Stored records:
..............................

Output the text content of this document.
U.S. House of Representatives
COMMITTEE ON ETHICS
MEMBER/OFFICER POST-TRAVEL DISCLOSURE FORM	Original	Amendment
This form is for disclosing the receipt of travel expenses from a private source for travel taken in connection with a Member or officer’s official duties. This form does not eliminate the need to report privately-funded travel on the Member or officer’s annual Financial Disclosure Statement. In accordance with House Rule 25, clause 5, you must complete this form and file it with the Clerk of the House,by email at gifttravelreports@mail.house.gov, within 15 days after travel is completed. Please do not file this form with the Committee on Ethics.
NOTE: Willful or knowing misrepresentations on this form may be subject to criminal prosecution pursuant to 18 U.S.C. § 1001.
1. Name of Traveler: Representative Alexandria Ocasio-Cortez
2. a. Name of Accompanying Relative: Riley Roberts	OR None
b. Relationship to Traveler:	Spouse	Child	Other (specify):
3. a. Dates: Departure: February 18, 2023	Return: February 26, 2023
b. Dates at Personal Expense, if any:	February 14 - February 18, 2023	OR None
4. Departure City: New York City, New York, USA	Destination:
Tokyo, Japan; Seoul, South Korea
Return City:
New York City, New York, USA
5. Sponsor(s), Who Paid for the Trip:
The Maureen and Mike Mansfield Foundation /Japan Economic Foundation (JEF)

..............................

PROBLEM —
Gather and return every line that holds the string "City".

EXERCISE SOLUTION —
4. Departure City: New York City, New York, USA	Destination:
Return City:
New York City, New York, USA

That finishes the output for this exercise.